● **Data for processing**:
___
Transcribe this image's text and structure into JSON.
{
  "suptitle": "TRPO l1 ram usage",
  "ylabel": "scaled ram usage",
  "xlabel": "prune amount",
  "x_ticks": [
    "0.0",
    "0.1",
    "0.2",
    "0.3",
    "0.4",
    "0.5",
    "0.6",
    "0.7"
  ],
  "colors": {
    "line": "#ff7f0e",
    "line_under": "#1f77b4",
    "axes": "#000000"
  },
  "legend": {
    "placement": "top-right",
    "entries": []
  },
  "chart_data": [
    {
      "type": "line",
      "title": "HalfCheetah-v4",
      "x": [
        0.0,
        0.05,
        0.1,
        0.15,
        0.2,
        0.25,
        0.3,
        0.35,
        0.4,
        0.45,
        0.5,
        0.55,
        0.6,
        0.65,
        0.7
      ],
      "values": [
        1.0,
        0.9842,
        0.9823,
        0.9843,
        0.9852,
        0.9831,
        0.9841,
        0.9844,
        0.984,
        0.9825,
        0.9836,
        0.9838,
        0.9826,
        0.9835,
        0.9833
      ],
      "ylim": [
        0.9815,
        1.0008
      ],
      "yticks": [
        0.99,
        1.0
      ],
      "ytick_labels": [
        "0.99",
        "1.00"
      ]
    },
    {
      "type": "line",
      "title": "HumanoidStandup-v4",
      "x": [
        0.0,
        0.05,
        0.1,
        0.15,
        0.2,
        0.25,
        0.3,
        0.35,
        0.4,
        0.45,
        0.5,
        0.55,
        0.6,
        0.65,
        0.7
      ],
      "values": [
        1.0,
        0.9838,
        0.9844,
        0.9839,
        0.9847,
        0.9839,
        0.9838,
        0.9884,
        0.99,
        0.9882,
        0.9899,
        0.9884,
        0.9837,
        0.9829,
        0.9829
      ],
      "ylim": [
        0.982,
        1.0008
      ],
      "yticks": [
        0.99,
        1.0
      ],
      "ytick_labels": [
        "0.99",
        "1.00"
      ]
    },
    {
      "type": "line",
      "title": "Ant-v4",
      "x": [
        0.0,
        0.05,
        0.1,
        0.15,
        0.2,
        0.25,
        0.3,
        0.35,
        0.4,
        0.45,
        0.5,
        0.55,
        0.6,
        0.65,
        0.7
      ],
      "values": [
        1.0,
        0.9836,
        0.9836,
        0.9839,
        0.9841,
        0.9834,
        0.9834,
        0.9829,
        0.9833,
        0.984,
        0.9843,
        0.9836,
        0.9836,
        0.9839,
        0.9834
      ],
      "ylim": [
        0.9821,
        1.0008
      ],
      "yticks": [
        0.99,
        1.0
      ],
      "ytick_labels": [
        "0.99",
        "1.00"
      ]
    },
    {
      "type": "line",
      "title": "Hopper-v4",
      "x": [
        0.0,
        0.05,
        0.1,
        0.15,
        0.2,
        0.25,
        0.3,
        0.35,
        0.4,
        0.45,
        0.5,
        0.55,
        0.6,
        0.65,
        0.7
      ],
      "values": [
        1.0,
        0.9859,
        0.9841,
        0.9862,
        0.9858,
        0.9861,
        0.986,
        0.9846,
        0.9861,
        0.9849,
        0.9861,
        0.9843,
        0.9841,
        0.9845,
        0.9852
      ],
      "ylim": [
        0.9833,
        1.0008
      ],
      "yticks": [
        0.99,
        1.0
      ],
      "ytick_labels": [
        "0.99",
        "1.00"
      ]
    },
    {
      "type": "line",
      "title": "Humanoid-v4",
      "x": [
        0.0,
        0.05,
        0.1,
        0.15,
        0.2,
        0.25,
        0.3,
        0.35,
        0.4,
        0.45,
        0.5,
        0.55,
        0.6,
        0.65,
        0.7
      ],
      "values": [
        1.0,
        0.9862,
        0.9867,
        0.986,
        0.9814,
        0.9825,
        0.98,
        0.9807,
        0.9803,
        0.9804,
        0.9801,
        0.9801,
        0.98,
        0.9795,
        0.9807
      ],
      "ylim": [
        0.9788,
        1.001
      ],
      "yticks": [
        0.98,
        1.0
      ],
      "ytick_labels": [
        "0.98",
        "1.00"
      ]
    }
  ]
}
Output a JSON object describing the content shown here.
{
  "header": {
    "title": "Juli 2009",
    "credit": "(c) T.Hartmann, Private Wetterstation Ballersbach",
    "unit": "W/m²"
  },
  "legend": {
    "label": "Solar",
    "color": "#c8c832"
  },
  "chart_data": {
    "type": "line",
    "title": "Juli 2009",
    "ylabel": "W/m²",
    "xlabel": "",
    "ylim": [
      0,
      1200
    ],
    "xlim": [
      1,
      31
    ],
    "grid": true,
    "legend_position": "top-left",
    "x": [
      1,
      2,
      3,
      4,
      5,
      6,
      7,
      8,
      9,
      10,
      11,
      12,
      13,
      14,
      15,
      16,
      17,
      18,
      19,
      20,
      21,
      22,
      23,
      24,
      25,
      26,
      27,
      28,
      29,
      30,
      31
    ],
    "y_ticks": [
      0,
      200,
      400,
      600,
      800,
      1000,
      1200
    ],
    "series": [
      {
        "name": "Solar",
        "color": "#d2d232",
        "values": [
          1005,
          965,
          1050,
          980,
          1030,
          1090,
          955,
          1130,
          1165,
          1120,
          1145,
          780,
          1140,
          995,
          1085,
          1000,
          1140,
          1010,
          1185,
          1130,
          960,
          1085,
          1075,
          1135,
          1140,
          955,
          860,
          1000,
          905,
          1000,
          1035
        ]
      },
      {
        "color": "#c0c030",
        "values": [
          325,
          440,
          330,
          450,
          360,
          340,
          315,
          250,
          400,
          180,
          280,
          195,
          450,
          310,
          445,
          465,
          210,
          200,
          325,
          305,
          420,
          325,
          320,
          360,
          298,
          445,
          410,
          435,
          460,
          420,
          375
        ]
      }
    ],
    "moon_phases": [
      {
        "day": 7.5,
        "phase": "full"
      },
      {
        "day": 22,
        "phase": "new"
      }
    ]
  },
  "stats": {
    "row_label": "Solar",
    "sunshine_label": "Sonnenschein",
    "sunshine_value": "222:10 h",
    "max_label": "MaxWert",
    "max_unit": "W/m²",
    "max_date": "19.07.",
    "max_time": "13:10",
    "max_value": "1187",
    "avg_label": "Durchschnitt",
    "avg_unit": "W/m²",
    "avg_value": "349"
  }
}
___
● **Exercise objective**:
Go through the data and gather every line that holds "JSON".

● **Expected answer**:
Transcribe this image's text and structure into JSON.
Output a JSON object describing the content shown here.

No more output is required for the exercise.